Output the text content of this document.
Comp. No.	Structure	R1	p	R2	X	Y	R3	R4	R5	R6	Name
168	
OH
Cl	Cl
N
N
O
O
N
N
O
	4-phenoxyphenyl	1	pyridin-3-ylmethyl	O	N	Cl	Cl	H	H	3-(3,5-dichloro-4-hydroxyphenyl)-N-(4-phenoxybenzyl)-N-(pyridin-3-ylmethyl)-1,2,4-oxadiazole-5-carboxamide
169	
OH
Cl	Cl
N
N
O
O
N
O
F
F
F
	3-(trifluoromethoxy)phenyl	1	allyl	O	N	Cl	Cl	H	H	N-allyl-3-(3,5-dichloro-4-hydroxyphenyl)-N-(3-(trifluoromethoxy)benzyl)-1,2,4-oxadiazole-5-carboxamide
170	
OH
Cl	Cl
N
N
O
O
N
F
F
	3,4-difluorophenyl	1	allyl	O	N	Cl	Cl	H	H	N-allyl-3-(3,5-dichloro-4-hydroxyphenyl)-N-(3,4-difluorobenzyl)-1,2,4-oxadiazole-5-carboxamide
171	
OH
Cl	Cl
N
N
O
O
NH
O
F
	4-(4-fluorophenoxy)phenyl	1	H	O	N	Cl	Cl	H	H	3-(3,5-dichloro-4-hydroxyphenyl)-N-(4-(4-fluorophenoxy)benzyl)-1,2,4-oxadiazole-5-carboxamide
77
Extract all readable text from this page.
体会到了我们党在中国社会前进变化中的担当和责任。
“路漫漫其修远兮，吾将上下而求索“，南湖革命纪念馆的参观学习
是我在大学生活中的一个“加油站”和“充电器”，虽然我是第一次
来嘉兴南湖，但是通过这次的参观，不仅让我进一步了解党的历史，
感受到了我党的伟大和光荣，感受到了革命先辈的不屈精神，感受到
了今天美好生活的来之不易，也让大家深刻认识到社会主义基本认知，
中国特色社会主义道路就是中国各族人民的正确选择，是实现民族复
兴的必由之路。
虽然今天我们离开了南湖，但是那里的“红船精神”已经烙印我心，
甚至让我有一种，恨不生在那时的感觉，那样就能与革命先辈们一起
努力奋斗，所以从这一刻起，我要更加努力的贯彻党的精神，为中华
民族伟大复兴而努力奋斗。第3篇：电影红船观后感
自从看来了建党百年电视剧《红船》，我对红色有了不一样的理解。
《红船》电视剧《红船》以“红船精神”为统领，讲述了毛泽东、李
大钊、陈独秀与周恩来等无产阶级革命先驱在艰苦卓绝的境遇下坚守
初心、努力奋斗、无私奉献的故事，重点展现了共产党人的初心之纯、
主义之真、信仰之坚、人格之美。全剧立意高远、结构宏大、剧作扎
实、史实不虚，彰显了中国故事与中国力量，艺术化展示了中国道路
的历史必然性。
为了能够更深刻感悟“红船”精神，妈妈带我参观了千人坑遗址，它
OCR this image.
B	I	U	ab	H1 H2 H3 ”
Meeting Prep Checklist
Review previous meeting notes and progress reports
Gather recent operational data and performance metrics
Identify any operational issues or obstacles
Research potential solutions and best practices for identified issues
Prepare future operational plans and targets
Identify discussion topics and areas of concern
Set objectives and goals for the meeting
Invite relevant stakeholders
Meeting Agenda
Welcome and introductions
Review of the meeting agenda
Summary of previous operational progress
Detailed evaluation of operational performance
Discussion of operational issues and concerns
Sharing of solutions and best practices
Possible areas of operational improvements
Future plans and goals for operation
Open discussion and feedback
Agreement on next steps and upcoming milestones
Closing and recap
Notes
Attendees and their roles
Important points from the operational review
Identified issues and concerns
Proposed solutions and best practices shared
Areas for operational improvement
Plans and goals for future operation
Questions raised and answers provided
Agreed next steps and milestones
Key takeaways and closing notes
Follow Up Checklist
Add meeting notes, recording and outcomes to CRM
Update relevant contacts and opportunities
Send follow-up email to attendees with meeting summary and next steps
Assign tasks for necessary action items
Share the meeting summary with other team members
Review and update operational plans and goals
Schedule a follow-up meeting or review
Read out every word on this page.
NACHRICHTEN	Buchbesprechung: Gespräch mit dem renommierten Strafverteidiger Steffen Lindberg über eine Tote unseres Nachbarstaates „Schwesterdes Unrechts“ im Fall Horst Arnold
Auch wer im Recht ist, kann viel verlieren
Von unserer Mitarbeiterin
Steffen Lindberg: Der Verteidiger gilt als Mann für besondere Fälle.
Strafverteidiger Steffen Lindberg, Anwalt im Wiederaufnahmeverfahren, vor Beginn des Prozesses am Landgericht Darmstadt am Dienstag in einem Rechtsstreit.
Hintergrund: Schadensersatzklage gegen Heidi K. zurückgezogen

• • • •

#### [EXERCISE REQUIREMENTS]
Return every line from the one holding "Read out every word on this page." through the end of the data, exactly as it appears, with both ends kept and nothing else.

#### [SOLUTION]
Read out every word on this page.
NACHRICHTEN	Buchbesprechung: Gespräch mit dem renommierten Strafverteidiger Steffen Lindberg über eine Tote unseres Nachbarstaates „Schwesterdes Unrechts“ im Fall Horst Arnold
Auch wer im Recht ist, kann viel verlieren
Von unserer Mitarbeiterin
Steffen Lindberg: Der Verteidiger gilt als Mann für besondere Fälle.
Strafverteidiger Steffen Lindberg, Anwalt im Wiederaufnahmeverfahren, vor Beginn des Prozesses am Landgericht Darmstadt am Dienstag in einem Rechtsstreit.
Hintergrund: Schadensersatzklage gegen Heidi K. zurückgezogen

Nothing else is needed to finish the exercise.